[TO DO] Reproduce the listing below in its entirety. Change nothing.
─── EXCERPTED DATA
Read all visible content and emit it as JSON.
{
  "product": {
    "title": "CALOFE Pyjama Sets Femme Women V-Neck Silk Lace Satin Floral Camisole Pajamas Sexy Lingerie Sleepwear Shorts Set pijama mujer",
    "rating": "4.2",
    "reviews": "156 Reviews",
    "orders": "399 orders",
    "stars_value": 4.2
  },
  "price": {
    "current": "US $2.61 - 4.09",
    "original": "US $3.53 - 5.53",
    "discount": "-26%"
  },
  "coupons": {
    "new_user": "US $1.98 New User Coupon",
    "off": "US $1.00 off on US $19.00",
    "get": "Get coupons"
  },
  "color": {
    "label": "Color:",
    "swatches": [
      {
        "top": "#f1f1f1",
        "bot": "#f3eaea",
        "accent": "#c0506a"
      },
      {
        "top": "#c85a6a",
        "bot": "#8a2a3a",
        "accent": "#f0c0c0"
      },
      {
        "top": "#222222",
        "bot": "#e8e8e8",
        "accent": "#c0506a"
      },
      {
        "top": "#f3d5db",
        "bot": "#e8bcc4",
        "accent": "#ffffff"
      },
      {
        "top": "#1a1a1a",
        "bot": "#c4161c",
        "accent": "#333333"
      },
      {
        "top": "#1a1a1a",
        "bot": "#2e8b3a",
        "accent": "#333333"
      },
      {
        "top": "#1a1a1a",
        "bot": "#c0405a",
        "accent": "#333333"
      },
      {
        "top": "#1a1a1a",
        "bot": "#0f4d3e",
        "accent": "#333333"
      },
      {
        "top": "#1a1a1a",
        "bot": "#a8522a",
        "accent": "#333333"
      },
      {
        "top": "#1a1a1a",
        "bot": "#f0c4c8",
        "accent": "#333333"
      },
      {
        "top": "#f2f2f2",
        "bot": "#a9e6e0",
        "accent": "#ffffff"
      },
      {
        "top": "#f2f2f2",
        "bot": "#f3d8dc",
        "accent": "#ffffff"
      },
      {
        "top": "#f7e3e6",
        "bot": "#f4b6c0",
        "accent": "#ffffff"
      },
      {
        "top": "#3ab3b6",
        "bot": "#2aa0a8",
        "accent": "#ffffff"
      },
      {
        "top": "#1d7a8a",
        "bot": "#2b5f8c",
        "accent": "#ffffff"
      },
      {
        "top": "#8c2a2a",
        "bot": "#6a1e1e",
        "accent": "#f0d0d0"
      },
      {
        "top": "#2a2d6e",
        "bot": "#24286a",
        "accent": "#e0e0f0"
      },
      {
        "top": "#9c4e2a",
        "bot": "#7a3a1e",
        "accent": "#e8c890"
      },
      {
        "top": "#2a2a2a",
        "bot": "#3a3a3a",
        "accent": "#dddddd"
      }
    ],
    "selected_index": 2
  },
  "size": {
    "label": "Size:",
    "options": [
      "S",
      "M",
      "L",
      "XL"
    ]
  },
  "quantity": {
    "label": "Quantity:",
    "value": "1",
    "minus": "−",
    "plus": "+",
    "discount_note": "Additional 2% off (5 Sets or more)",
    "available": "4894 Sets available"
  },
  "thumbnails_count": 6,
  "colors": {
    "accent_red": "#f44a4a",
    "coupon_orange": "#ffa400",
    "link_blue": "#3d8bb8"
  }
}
──────
[FINAL RESULT]
Read all visible content and emit it as JSON.
{
  "product": {
    "title": "CALOFE Pyjama Sets Femme Women V-Neck Silk Lace Satin Floral Camisole Pajamas Sexy Lingerie Sleepwear Shorts Set pijama mujer",
    "rating": "4.2",
    "reviews": "156 Reviews",
    "orders": "399 orders",
    "stars_value": 4.2
  },
  "price": {
    "current": "US $2.61 - 4.09",
    "original": "US $3.53 - 5.53",
    "discount": "-26%"
  },
  "coupons": {
    "new_user": "US $1.98 New User Coupon",
    "off": "US $1.00 off on US $19.00",
    "get": "Get coupons"
  },
  "color": {
    "label": "Color:",
    "swatches": [
      {
        "top": "#f1f1f1",
        "bot": "#f3eaea",
        "accent": "#c0506a"
      },
      {
        "top": "#c85a6a",
        "bot": "#8a2a3a",
        "accent": "#f0c0c0"
      },
      {
        "top": "#222222",
        "bot": "#e8e8e8",
        "accent": "#c0506a"
      },
      {
        "top": "#f3d5db",
        "bot": "#e8bcc4",
        "accent": "#ffffff"
      },
      {
        "top": "#1a1a1a",
        "bot": "#c4161c",
        "accent": "#333333"
      },
      {
        "top": "#1a1a1a",
        "bot": "#2e8b3a",
        "accent": "#333333"
      },
      {
        "top": "#1a1a1a",
        "bot": "#c0405a",
        "accent": "#333333"
      },
      {
        "top": "#1a1a1a",
        "bot": "#0f4d3e",
        "accent": "#333333"
      },
      {
        "top": "#1a1a1a",
        "bot": "#a8522a",
        "accent": "#333333"
      },
      {
        "top": "#1a1a1a",
        "bot": "#f0c4c8",
        "accent": "#333333"
      },
      {
        "top": "#f2f2f2",
        "bot": "#a9e6e0",
        "accent": "#ffffff"
      },
      {
        "top": "#f2f2f2",
        "bot": "#f3d8dc",
        "accent": "#ffffff"
      },
      {
        "top": "#f7e3e6",
        "bot": "#f4b6c0",
        "accent": "#ffffff"
      },
      {
        "top": "#3ab3b6",
        "bot": "#2aa0a8",
        "accent": "#ffffff"
      },
      {
        "top": "#1d7a8a",
        "bot": "#2b5f8c",
        "accent": "#ffffff"
      },
      {
        "top": "#8c2a2a",
        "bot": "#6a1e1e",
        "accent": "#f0d0d0"
      },
      {
        "top": "#2a2d6e",
        "bot": "#24286a",
        "accent": "#e0e0f0"
      },
      {
        "top": "#9c4e2a",
        "bot": "#7a3a1e",
        "accent": "#e8c890"
      },
      {
        "top": "#2a2a2a",
        "bot": "#3a3a3a",
        "accent": "#dddddd"
      }
    ],
    "selected_index": 2
  },
  "size": {
    "label": "Size:",
    "options": [
      "S",
      "M",
      "L",
      "XL"
    ]
  },
  "quantity": {
    "label": "Quantity:",
    "value": "1",
    "minus": "−",
    "plus": "+",
    "discount_note": "Additional 2% off (5 Sets or more)",
    "available": "4894 Sets available"
  },
  "thumbnails_count": 6,
  "colors": {
    "accent_red": "#f44a4a",
    "coupon_orange": "#ffa400",
    "link_blue": "#3d8bb8"
  }
}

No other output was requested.